THE TASK –
List every line below that contains the string "journal".

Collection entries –
▬▬▬

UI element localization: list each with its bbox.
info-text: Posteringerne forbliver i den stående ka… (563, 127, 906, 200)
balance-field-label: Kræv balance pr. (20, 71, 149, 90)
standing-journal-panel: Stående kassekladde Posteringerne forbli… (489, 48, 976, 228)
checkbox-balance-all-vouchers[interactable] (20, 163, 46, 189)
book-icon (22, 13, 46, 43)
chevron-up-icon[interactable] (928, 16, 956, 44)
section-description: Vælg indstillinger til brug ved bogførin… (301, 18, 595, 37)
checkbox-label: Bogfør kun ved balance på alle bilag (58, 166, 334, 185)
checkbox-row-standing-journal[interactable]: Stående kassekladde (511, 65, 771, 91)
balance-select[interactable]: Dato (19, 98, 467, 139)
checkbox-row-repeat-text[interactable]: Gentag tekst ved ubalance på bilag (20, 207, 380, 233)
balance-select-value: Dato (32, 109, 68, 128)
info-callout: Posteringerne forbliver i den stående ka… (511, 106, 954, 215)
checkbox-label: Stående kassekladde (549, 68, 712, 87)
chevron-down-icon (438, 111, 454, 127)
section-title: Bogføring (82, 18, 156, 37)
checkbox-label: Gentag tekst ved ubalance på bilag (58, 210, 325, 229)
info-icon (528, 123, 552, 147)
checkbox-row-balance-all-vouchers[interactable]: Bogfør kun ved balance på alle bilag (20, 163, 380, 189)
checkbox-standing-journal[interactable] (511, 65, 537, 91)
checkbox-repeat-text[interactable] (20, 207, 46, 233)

▬▬▬

TASK SOLUTION –
standing-journal-panel: Stående kassekladde Posteringerne forbli… (489, 48, 976, 228)
checkbox-row-standing-journal[interactable]: Stående kassekladde (511, 65, 771, 91)
checkbox-standing-journal[interactable] (511, 65, 537, 91)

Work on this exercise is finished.